# BRIEF:
Work through the data below and give the number of lines holding "name", nothing more.

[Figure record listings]
+ + + + + + +

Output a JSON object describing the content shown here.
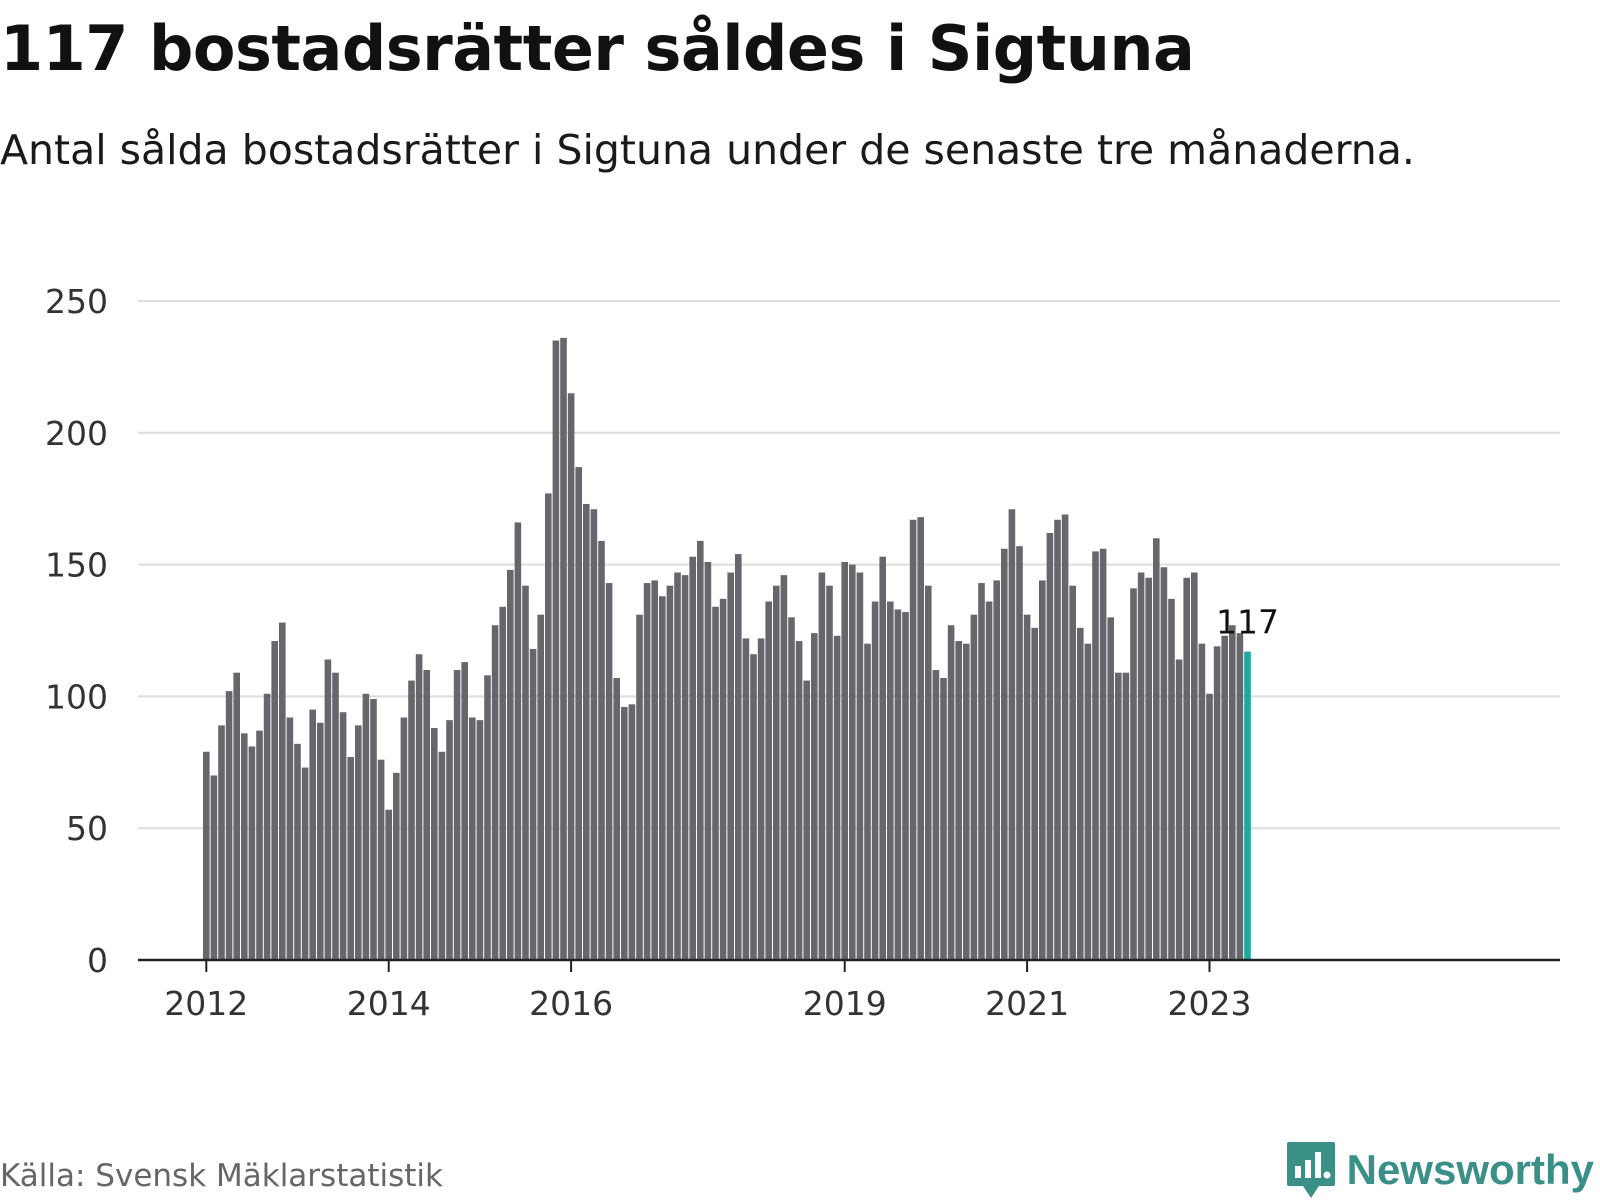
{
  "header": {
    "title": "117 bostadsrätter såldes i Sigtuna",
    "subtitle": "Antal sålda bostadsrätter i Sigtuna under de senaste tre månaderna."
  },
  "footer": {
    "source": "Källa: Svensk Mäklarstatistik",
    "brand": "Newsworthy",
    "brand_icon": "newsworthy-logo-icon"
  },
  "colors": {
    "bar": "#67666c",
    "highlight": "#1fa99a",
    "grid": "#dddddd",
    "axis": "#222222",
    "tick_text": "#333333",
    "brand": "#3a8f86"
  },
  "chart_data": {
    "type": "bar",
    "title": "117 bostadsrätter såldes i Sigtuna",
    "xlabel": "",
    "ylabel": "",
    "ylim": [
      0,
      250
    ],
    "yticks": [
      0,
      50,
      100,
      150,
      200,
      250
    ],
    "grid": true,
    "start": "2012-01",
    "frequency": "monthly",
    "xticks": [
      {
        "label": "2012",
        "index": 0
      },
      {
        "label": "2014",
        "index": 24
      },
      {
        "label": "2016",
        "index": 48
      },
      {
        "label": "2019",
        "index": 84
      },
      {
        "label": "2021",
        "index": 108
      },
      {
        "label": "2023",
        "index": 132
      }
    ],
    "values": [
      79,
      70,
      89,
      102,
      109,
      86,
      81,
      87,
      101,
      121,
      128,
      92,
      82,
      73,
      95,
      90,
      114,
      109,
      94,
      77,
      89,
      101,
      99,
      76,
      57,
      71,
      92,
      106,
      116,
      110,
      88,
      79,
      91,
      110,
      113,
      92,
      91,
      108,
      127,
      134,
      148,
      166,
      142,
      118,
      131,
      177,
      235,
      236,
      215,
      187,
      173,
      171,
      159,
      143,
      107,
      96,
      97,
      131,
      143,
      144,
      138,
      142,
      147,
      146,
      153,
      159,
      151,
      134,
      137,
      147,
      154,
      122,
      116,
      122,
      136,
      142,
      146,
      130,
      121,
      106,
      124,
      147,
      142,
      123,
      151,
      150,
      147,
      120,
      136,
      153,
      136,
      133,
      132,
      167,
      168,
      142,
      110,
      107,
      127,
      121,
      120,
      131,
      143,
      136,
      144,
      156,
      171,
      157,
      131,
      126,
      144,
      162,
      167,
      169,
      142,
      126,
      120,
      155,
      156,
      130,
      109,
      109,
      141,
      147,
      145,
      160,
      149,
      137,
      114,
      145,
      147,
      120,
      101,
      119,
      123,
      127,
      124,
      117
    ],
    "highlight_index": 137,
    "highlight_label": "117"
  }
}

+ + + + + + +

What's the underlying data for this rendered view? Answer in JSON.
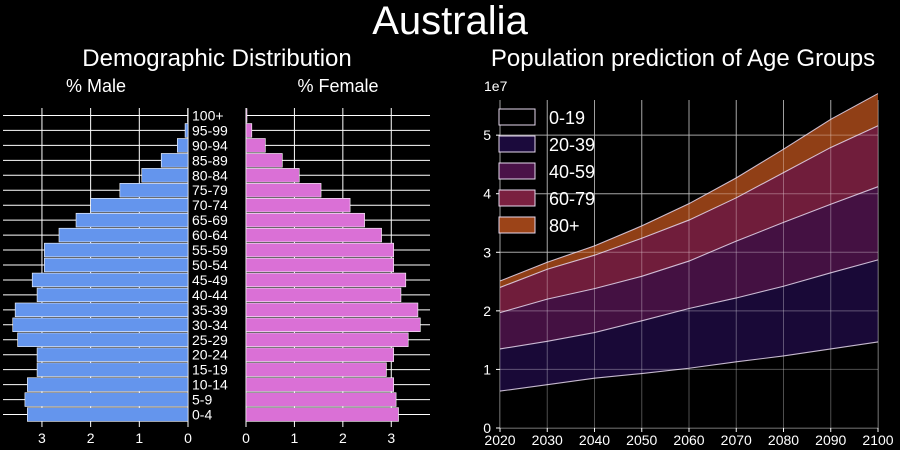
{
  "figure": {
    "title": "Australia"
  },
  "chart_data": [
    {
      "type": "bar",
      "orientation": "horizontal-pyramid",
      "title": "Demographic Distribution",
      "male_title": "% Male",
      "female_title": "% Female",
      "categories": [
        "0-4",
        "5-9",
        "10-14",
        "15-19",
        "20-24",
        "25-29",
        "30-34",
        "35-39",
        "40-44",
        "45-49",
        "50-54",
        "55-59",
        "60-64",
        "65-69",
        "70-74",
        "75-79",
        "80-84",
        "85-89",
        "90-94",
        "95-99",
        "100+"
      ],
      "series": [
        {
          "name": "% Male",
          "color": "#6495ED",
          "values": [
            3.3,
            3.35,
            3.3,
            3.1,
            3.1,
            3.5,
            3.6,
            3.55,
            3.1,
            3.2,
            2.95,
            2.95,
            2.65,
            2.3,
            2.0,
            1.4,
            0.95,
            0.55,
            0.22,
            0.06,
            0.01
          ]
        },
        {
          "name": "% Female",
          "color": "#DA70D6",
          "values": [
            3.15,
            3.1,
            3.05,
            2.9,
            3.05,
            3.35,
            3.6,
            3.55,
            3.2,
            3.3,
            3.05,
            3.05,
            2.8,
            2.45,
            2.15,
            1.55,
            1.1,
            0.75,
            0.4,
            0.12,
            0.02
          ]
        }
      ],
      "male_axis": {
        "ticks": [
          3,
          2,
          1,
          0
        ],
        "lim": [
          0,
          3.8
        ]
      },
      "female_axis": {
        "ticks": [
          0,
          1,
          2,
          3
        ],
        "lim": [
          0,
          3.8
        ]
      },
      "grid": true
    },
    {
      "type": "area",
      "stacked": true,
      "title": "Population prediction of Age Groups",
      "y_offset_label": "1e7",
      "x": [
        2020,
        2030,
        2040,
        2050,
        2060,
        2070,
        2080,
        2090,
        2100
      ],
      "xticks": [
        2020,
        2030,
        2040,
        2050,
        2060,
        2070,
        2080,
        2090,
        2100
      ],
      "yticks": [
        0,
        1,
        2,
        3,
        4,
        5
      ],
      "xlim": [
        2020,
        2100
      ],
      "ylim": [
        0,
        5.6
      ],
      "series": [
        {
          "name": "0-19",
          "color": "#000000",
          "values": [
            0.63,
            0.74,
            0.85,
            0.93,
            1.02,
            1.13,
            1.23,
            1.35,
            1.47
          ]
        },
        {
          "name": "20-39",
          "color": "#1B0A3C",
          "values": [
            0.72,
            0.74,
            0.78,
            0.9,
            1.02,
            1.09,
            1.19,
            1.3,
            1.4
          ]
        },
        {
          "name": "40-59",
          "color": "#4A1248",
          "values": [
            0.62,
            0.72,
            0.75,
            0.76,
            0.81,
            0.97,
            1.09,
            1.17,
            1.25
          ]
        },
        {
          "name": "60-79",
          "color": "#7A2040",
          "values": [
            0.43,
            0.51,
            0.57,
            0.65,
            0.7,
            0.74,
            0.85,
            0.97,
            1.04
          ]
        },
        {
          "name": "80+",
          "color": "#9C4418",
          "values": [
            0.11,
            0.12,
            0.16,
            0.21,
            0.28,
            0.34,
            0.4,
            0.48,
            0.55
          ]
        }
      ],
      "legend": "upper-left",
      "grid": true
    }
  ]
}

+ + + + + + +

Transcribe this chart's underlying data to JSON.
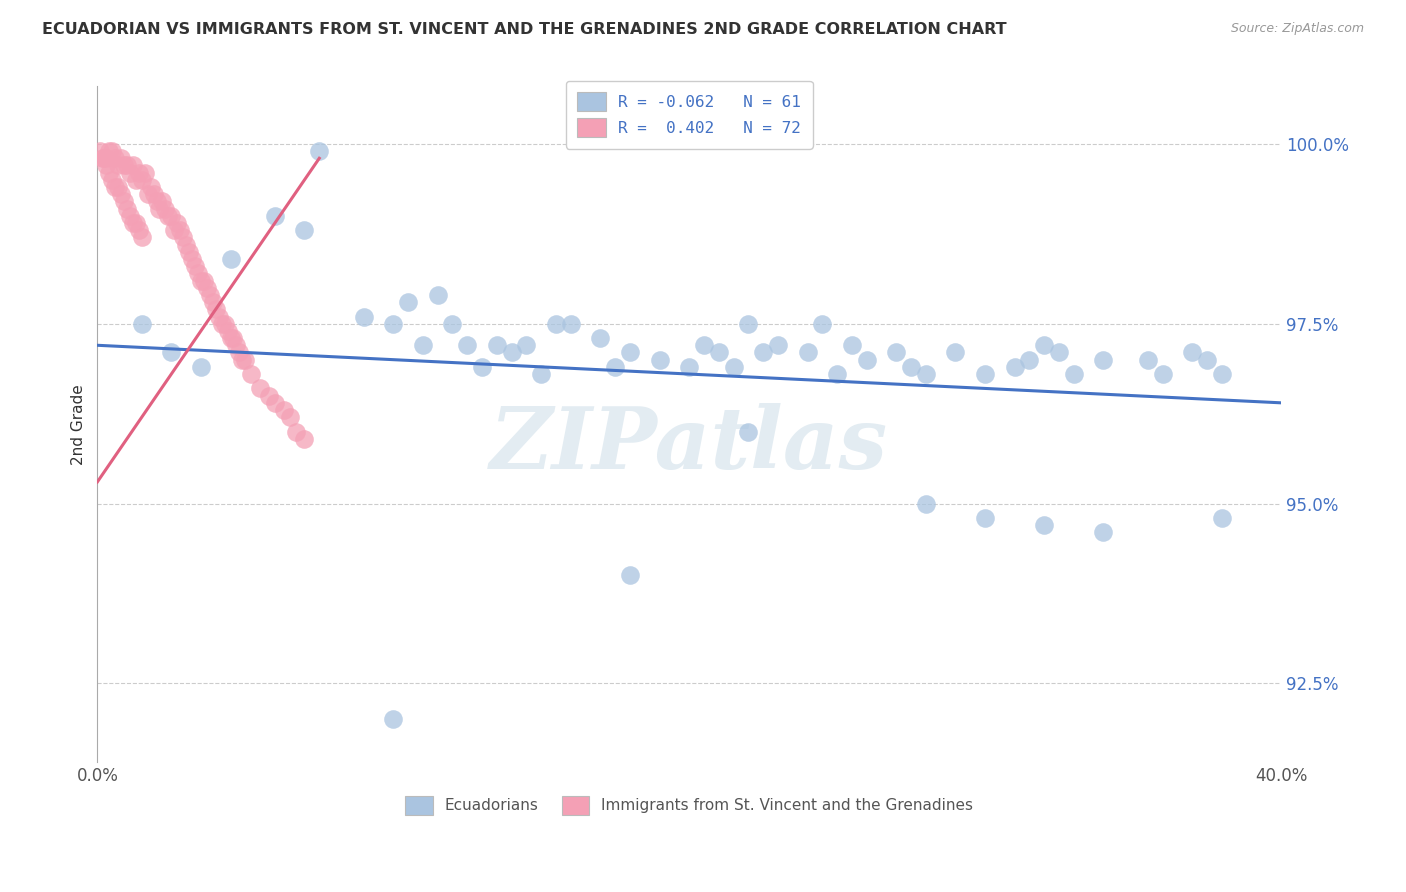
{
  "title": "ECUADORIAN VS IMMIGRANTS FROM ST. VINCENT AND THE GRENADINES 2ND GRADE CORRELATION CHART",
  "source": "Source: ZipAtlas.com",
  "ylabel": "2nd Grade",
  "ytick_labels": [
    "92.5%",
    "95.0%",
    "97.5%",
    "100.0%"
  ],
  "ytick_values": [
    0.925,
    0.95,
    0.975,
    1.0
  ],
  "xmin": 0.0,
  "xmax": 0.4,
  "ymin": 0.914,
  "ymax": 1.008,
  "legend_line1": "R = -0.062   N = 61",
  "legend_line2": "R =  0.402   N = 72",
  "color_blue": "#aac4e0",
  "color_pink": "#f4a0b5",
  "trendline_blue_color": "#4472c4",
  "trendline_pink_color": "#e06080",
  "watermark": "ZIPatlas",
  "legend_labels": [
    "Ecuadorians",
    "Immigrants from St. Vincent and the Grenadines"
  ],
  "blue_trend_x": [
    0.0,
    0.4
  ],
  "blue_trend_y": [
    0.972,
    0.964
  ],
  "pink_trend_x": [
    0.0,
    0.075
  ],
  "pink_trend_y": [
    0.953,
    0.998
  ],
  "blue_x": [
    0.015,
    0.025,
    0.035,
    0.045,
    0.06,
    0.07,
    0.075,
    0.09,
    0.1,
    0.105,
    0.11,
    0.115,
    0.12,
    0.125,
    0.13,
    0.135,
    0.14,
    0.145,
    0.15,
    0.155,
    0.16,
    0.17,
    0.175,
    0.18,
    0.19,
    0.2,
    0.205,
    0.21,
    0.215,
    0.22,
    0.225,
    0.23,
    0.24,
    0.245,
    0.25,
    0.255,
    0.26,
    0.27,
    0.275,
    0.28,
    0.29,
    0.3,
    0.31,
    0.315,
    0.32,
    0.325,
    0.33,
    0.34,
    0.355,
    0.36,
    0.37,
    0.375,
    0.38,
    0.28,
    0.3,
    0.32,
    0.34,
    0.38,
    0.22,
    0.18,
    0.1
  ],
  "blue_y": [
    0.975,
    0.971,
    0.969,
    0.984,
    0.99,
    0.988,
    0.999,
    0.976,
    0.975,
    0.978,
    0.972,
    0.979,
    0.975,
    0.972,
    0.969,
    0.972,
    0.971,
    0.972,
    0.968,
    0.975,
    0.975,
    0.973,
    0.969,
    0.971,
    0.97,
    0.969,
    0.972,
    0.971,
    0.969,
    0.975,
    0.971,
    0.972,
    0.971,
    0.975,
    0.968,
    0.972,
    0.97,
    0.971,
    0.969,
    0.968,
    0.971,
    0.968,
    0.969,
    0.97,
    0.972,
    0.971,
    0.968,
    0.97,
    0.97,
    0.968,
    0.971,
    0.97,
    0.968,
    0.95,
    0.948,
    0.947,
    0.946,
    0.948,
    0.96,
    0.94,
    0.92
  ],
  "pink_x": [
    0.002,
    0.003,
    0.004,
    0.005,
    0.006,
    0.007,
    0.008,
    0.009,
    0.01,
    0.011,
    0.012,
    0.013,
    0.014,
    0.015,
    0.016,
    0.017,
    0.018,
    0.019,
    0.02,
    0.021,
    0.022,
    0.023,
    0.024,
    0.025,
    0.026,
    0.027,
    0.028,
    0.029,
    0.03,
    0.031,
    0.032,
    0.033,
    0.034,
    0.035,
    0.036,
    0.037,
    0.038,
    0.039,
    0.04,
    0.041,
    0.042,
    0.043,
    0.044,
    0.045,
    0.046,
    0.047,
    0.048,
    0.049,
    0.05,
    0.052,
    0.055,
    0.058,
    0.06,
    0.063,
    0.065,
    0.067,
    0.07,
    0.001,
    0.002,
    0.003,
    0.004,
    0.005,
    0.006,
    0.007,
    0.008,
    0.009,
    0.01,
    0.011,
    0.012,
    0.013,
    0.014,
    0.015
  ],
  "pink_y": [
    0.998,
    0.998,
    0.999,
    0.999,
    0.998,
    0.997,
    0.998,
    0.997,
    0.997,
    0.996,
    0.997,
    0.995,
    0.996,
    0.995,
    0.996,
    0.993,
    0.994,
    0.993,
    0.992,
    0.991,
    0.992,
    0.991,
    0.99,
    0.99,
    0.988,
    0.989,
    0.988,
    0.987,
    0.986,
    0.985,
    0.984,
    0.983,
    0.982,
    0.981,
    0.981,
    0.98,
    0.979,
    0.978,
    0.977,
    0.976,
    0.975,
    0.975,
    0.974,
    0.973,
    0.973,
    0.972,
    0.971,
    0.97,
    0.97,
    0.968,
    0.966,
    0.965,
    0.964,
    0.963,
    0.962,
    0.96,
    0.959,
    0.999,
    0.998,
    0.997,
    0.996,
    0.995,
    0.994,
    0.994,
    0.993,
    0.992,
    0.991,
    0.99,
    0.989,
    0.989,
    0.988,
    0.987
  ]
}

+ + + + + + +

# TASK RESPONSE:
7